### Aim
From the listing below, extract each entry exactly as written, minus the images.

########################################

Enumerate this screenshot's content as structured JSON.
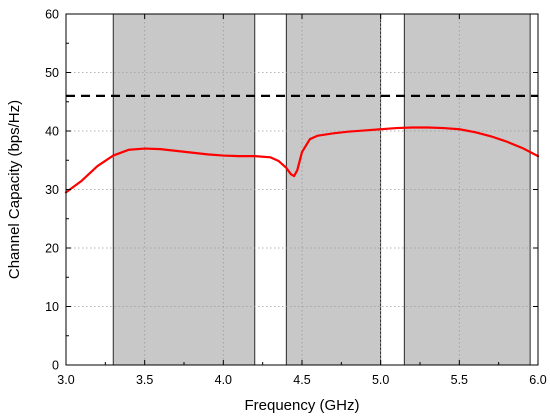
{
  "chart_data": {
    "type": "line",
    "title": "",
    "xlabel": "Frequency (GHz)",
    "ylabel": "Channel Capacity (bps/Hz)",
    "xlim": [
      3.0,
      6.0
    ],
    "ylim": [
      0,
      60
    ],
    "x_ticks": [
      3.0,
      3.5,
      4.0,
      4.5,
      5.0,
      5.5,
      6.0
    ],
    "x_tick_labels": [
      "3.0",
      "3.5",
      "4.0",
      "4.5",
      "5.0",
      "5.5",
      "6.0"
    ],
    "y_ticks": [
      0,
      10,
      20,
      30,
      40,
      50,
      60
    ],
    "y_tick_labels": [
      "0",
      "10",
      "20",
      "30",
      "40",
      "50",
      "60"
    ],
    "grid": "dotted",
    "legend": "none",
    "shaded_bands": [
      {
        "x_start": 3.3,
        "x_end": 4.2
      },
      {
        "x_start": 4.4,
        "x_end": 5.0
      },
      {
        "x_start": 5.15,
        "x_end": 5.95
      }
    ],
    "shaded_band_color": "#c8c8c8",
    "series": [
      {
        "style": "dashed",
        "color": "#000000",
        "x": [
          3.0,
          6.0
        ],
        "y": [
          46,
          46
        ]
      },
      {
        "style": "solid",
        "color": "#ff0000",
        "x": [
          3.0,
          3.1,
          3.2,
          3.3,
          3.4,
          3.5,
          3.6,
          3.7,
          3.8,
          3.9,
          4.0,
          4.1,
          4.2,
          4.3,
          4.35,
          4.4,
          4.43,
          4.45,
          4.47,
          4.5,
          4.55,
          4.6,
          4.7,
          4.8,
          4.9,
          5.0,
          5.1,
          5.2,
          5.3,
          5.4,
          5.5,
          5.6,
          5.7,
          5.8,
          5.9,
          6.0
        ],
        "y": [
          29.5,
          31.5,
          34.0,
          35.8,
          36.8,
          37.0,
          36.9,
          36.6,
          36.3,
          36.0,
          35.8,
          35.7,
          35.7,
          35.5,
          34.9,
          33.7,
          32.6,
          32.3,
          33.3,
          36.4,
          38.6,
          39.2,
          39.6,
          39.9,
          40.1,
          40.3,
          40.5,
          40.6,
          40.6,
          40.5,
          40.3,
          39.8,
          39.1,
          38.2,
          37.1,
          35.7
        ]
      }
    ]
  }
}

########################################

### Output of the task
Enumerate this screenshot's content as structured JSON.
{
  "chart_data": {
    "type": "line",
    "title": "",
    "xlabel": "Frequency (GHz)",
    "ylabel": "Channel Capacity (bps/Hz)",
    "xlim": [
      3.0,
      6.0
    ],
    "ylim": [
      0,
      60
    ],
    "x_ticks": [
      3.0,
      3.5,
      4.0,
      4.5,
      5.0,
      5.5,
      6.0
    ],
    "x_tick_labels": [
      "3.0",
      "3.5",
      "4.0",
      "4.5",
      "5.0",
      "5.5",
      "6.0"
    ],
    "y_ticks": [
      0,
      10,
      20,
      30,
      40,
      50,
      60
    ],
    "y_tick_labels": [
      "0",
      "10",
      "20",
      "30",
      "40",
      "50",
      "60"
    ],
    "grid": "dotted",
    "legend": "none",
    "shaded_bands": [
      {
        "x_start": 3.3,
        "x_end": 4.2
      },
      {
        "x_start": 4.4,
        "x_end": 5.0
      },
      {
        "x_start": 5.15,
        "x_end": 5.95
      }
    ],
    "shaded_band_color": "#c8c8c8",
    "series": [
      {
        "style": "dashed",
        "color": "#000000",
        "x": [
          3.0,
          6.0
        ],
        "y": [
          46,
          46
        ]
      },
      {
        "style": "solid",
        "color": "#ff0000",
        "x": [
          3.0,
          3.1,
          3.2,
          3.3,
          3.4,
          3.5,
          3.6,
          3.7,
          3.8,
          3.9,
          4.0,
          4.1,
          4.2,
          4.3,
          4.35,
          4.4,
          4.43,
          4.45,
          4.47,
          4.5,
          4.55,
          4.6,
          4.7,
          4.8,
          4.9,
          5.0,
          5.1,
          5.2,
          5.3,
          5.4,
          5.5,
          5.6,
          5.7,
          5.8,
          5.9,
          6.0
        ],
        "y": [
          29.5,
          31.5,
          34.0,
          35.8,
          36.8,
          37.0,
          36.9,
          36.6,
          36.3,
          36.0,
          35.8,
          35.7,
          35.7,
          35.5,
          34.9,
          33.7,
          32.6,
          32.3,
          33.3,
          36.4,
          38.6,
          39.2,
          39.6,
          39.9,
          40.1,
          40.3,
          40.5,
          40.6,
          40.6,
          40.5,
          40.3,
          39.8,
          39.1,
          38.2,
          37.1,
          35.7
        ]
      }
    ]
  }
}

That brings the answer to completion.